- _WORK INSTRUCTIONS_: Leave the pictures out and transcribe every record exactly.

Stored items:
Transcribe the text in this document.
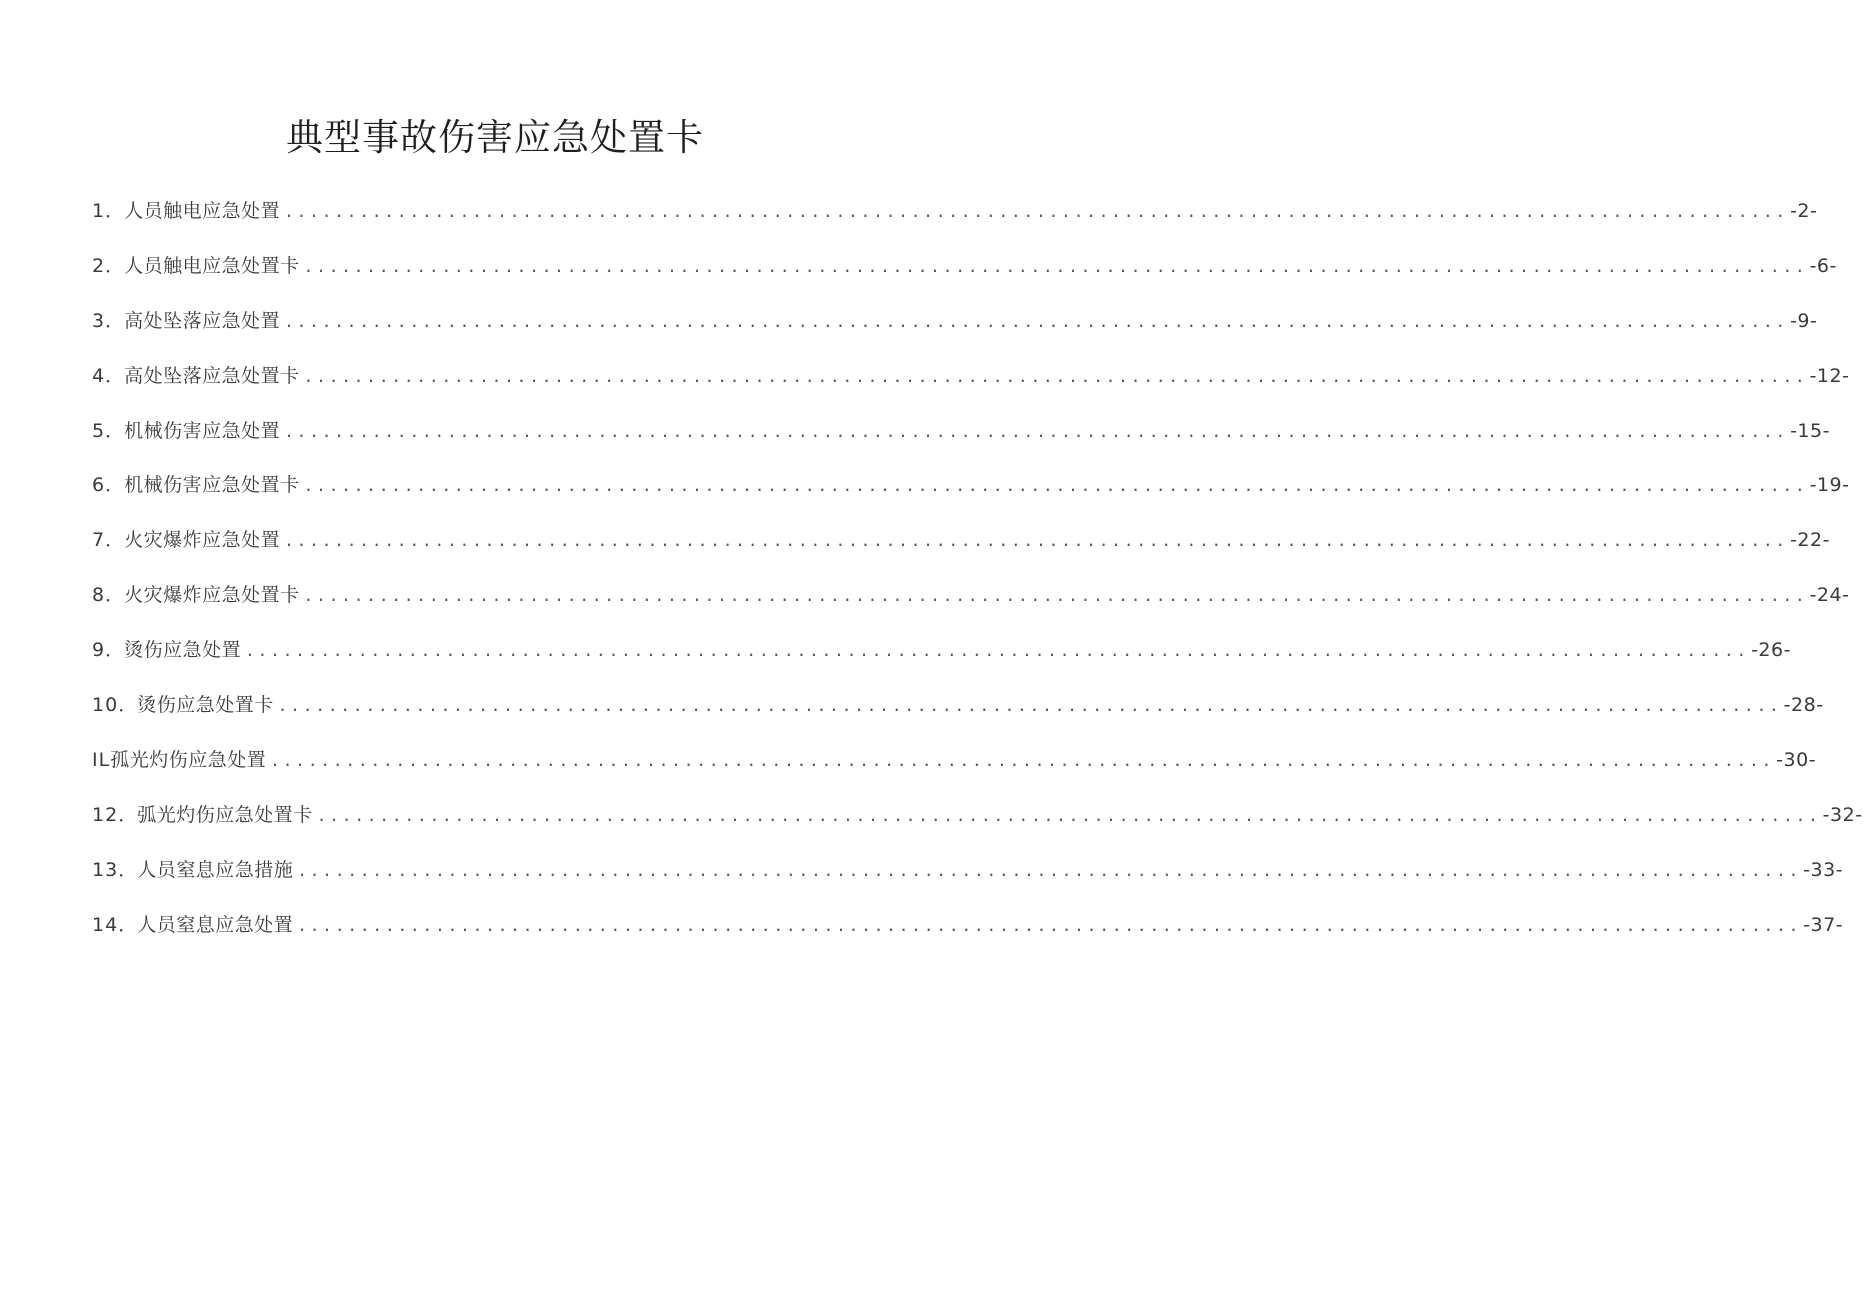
典型事故伤害应急处置卡
1 ． 人员触电应急处置 ........................................................................................................................ -2-
2 ． 人员触电应急处置卡 ........................................................................................................................ -6-
3 ． 高处坠落应急处置 ........................................................................................................................ -9-
4 ． 高处坠落应急处置卡 ........................................................................................................................ -12-
5 ． 机械伤害应急处置 ........................................................................................................................ -15-
6 ． 机械伤害应急处置卡 ........................................................................................................................ -19-
7 ． 火灾爆炸应急处置 ........................................................................................................................ -22-
8 ． 火灾爆炸应急处置卡 ........................................................................................................................ -24-
9 ． 烫伤应急处置 ........................................................................................................................ -26-
10 ． 烫伤应急处置卡 ........................................................................................................................ -28-
IL 孤光灼伤应急处置 ........................................................................................................................ -30-
12 ． 弧光灼伤应急处置卡 ........................................................................................................................ -32-
13 ． 人员窒息应急措施 ........................................................................................................................ -33-
14 ． 人员窒息应急处置 ........................................................................................................................ -37-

- _ANSWER_:
Transcribe the text in this document.
典型事故伤害应急处置卡
1 ． 人员触电应急处置 ........................................................................................................................ -2-
2 ． 人员触电应急处置卡 ........................................................................................................................ -6-
3 ． 高处坠落应急处置 ........................................................................................................................ -9-
4 ． 高处坠落应急处置卡 ........................................................................................................................ -12-
5 ． 机械伤害应急处置 ........................................................................................................................ -15-
6 ． 机械伤害应急处置卡 ........................................................................................................................ -19-
7 ． 火灾爆炸应急处置 ........................................................................................................................ -22-
8 ． 火灾爆炸应急处置卡 ........................................................................................................................ -24-
9 ． 烫伤应急处置 ........................................................................................................................ -26-
10 ． 烫伤应急处置卡 ........................................................................................................................ -28-
IL 孤光灼伤应急处置 ........................................................................................................................ -30-
12 ． 弧光灼伤应急处置卡 ........................................................................................................................ -32-
13 ． 人员窒息应急措施 ........................................................................................................................ -33-
14 ． 人员窒息应急处置 ........................................................................................................................ -37-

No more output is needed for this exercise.